Stored data>
--- BEGIN ---

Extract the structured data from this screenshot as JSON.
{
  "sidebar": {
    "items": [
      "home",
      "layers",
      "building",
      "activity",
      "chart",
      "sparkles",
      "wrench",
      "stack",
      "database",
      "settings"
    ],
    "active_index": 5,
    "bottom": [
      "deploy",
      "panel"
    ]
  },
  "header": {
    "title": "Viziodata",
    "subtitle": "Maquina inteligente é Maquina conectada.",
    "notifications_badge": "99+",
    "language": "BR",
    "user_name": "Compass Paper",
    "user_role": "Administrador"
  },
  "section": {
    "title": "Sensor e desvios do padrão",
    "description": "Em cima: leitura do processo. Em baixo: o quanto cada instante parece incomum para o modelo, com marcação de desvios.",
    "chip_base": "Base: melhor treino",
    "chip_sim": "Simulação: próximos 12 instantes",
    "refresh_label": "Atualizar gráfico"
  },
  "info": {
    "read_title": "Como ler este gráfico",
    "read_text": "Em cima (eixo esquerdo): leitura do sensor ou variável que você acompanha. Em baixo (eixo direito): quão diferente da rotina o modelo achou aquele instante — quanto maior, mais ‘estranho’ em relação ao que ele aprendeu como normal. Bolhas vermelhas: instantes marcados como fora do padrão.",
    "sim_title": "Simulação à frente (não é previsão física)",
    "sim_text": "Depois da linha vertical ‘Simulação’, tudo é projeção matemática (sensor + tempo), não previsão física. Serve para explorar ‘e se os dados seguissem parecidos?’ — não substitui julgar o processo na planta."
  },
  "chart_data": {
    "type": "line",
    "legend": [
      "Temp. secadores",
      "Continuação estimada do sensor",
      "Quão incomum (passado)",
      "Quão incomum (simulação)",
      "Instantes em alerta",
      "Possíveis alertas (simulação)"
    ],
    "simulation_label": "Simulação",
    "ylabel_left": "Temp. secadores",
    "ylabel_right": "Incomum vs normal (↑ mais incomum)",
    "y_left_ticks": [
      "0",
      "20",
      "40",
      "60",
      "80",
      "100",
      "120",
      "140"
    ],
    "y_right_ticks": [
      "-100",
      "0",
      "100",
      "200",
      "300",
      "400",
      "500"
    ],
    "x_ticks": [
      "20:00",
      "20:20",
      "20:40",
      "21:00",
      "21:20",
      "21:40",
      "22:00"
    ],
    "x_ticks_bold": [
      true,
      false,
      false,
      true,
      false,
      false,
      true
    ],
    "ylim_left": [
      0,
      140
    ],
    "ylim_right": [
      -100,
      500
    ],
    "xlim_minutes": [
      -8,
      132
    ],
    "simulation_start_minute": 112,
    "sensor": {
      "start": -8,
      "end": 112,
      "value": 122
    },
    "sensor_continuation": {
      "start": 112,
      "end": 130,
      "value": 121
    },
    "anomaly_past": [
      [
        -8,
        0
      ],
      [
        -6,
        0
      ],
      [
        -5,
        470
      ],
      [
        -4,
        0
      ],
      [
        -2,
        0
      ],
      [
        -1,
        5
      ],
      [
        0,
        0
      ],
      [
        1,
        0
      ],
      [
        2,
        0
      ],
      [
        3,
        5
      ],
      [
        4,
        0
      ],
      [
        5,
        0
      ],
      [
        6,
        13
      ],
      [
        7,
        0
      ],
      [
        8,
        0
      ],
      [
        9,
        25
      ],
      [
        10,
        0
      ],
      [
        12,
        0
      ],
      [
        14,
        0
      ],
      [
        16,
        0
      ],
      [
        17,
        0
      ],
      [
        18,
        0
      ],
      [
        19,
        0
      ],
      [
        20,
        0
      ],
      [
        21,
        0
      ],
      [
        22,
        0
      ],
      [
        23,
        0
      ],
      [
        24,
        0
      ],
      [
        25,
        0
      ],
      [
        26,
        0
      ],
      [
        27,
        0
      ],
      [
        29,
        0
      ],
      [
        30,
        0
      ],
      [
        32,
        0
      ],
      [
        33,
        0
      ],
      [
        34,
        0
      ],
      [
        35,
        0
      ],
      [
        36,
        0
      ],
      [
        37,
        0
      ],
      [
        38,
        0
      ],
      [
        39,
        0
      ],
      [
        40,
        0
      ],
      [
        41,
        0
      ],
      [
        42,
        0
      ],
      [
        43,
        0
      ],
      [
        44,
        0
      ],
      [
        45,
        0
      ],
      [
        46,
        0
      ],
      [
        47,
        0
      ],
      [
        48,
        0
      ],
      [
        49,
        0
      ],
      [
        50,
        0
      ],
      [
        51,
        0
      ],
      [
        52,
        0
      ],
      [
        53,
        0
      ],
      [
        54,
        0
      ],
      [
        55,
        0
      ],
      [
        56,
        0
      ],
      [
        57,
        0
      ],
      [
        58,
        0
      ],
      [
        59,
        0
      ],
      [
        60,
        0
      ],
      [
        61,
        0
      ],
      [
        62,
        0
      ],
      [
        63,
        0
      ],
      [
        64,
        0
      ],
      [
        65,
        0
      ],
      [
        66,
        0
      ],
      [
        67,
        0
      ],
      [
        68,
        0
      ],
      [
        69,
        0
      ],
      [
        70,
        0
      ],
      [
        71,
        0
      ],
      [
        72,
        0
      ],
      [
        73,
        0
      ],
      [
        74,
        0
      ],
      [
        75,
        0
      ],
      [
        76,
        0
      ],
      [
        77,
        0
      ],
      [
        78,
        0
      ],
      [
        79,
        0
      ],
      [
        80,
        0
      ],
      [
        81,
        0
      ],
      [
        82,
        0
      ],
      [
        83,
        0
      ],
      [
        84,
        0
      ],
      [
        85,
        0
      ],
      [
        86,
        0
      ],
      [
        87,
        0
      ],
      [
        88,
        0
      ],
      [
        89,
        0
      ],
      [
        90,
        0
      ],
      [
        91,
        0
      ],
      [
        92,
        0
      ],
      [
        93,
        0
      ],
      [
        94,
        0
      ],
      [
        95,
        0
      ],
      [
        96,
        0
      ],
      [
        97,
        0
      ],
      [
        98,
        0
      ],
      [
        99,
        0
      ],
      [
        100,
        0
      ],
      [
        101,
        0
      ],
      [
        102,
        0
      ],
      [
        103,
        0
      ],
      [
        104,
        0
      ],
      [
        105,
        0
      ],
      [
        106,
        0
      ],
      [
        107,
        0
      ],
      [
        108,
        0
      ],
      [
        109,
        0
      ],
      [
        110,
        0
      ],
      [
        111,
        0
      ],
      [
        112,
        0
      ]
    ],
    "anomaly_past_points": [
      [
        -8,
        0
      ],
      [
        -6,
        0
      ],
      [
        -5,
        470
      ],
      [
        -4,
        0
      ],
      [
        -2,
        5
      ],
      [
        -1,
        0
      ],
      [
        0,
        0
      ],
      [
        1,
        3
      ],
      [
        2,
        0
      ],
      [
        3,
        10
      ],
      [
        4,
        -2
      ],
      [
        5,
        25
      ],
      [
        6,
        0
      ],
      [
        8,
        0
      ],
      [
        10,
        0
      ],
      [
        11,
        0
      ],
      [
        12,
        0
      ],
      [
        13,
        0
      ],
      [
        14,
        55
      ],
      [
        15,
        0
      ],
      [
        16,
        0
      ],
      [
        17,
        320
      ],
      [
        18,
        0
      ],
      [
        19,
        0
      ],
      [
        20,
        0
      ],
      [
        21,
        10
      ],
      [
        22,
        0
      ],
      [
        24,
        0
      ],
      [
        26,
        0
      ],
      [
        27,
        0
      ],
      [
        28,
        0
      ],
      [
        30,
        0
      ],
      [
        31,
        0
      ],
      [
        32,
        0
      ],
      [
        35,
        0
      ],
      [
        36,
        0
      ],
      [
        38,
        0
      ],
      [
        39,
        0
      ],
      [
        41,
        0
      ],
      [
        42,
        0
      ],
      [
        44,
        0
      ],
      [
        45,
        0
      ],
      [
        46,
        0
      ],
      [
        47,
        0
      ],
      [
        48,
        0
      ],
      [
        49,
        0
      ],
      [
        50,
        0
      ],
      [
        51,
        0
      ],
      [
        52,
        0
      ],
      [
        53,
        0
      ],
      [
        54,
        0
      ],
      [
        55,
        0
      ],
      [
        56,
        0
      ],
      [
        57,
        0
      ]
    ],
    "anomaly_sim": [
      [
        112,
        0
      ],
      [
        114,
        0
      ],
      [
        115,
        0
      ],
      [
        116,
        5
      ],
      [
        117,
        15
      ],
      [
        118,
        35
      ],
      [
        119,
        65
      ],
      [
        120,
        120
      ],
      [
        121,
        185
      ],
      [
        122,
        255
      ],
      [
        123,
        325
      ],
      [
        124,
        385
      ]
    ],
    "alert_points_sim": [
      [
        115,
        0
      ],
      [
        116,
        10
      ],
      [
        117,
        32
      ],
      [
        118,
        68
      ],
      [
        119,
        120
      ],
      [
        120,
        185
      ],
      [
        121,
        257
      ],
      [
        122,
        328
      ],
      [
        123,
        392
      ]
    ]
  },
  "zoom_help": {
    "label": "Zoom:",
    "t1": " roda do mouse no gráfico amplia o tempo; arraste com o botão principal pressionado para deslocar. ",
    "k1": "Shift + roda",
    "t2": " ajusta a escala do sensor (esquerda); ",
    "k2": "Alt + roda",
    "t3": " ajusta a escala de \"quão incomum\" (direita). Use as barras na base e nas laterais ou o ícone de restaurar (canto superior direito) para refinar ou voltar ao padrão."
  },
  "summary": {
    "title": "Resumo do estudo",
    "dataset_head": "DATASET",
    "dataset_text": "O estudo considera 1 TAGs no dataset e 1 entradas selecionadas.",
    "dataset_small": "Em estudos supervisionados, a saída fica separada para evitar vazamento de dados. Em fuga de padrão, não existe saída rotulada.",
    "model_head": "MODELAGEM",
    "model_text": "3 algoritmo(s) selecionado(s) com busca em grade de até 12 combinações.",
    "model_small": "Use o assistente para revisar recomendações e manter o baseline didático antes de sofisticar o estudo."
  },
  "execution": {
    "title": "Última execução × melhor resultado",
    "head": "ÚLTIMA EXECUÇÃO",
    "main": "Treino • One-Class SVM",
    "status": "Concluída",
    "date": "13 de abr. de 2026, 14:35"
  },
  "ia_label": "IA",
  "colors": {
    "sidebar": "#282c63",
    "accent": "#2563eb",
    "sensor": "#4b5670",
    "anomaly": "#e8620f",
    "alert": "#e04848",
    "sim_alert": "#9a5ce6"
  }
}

--- END ---

Aim of the task>
Copy out every line in the listing where the word "física" appears.

Worked solution>
    "sim_title": "Simulação à frente (não é previsão física)",
    "sim_text": "Depois da linha vertical ‘Simulação’, tudo é projeção matemática (sensor + tempo), não previsão física. Serve para explorar ‘e se os dados seguissem parecidos?’ — não substitui julgar o processo na planta."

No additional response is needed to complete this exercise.